PROBLEM: Find every line in the records below that holds the word "name", and copy it out.

DATA IN THIS EXERCISE:
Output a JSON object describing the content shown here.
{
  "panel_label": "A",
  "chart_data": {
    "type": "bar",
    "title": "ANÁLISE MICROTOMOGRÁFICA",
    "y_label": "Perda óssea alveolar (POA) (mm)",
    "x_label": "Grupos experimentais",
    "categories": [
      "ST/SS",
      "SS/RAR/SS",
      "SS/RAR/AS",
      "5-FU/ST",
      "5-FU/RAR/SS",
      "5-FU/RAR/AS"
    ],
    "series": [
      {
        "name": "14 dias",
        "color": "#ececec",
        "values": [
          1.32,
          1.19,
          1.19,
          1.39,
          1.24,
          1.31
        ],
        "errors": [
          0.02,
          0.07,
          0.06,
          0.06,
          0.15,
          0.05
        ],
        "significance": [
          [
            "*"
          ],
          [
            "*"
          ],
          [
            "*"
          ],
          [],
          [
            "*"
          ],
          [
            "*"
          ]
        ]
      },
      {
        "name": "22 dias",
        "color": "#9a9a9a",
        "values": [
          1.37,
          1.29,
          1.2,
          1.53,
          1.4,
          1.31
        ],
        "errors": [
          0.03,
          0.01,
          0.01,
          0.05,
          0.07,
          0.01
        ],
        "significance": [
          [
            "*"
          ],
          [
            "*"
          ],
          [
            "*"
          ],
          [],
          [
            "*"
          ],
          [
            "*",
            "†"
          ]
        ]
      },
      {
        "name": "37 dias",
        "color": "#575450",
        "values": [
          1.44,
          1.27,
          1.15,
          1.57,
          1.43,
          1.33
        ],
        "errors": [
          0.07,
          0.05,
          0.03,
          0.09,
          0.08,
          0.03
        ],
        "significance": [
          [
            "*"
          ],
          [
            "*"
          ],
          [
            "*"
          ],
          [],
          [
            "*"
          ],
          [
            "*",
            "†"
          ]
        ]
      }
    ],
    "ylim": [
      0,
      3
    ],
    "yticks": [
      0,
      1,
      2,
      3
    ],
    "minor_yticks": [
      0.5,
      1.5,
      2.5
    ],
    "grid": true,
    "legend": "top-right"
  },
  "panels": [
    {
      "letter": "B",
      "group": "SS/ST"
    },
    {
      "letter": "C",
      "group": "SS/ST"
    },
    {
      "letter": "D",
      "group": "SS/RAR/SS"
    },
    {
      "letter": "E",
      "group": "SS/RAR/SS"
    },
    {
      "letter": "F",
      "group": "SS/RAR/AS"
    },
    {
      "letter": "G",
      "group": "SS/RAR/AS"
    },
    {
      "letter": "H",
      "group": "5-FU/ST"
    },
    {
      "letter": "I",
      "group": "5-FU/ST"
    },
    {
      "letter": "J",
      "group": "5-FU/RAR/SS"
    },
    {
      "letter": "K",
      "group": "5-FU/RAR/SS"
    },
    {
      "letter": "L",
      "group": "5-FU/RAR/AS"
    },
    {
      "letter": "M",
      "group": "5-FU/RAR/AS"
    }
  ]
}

RESULT:
        "name": "14 dias",
        "name": "22 dias",
        "name": "37 dias",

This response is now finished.